--- Stored records ---

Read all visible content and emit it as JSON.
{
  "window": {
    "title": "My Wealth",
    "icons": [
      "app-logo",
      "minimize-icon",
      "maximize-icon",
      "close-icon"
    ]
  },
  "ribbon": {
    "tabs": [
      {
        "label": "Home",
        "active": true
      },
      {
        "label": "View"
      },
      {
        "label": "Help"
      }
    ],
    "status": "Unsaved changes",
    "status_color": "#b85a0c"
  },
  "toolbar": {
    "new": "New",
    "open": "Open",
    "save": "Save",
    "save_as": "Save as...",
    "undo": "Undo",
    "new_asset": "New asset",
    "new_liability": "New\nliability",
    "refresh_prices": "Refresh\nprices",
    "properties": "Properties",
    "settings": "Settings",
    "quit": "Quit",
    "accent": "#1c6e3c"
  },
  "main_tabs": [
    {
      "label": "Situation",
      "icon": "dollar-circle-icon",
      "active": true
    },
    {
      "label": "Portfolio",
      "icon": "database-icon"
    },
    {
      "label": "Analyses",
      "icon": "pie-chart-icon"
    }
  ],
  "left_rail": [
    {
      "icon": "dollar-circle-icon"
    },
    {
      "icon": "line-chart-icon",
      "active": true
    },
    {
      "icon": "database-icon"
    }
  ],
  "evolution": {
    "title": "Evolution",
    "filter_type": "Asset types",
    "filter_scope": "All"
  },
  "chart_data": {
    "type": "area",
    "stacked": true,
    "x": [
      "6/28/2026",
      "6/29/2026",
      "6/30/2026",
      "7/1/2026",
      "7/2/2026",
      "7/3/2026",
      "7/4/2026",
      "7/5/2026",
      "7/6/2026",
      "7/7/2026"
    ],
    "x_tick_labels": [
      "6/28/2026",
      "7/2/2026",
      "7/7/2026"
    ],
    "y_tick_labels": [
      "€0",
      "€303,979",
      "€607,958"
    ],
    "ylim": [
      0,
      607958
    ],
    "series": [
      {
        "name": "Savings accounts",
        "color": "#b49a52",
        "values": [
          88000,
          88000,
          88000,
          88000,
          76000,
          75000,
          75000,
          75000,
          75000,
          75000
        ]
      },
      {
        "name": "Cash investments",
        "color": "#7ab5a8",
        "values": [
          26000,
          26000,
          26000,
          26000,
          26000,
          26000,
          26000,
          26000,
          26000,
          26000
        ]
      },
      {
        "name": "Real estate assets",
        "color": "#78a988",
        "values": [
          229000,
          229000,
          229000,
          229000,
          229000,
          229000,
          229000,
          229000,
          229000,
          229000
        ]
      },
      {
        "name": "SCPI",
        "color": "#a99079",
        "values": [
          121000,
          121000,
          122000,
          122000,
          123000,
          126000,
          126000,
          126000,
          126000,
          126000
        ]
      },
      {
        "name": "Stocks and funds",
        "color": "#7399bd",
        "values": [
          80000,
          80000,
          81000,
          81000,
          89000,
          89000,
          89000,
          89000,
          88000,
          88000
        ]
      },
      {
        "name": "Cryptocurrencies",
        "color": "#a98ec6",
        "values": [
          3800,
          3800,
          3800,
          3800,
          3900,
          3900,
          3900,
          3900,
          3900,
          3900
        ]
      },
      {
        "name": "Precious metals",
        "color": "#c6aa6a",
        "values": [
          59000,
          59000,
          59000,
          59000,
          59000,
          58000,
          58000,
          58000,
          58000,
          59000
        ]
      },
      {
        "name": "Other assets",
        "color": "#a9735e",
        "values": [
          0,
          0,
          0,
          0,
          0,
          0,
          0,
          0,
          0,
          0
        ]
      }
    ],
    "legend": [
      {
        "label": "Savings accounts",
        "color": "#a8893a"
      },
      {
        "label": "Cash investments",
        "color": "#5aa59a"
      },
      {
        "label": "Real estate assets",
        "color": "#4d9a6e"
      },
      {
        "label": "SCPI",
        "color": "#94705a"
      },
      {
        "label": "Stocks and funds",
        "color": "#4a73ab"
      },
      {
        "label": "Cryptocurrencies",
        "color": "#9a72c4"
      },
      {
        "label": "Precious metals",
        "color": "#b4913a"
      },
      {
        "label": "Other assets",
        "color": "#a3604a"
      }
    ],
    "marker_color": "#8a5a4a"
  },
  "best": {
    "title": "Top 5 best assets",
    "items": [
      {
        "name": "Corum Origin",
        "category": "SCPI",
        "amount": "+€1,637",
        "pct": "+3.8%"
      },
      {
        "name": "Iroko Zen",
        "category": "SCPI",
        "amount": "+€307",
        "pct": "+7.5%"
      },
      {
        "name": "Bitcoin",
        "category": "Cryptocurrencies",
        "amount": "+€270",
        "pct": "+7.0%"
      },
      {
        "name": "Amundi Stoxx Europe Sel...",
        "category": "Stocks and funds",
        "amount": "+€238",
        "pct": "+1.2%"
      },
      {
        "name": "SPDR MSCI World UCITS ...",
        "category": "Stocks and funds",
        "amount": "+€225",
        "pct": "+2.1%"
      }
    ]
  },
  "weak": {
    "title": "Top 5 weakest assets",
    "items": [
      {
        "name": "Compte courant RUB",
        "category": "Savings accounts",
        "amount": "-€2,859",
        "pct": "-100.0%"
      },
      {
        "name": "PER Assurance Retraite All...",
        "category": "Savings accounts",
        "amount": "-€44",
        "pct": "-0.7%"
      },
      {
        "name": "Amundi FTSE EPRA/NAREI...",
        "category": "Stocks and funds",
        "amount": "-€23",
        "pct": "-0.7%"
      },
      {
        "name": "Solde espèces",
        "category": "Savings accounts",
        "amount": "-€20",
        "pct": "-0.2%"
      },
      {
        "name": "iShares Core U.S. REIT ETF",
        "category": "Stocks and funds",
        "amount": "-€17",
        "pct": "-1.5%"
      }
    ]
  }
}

---

**Given problem:**
Keep only the lines that hold the string "Amundi", and copy them out.

**The result:**
        "name": "Amundi Stoxx Europe Sel...",
        "name": "Amundi FTSE EPRA/NAREI...",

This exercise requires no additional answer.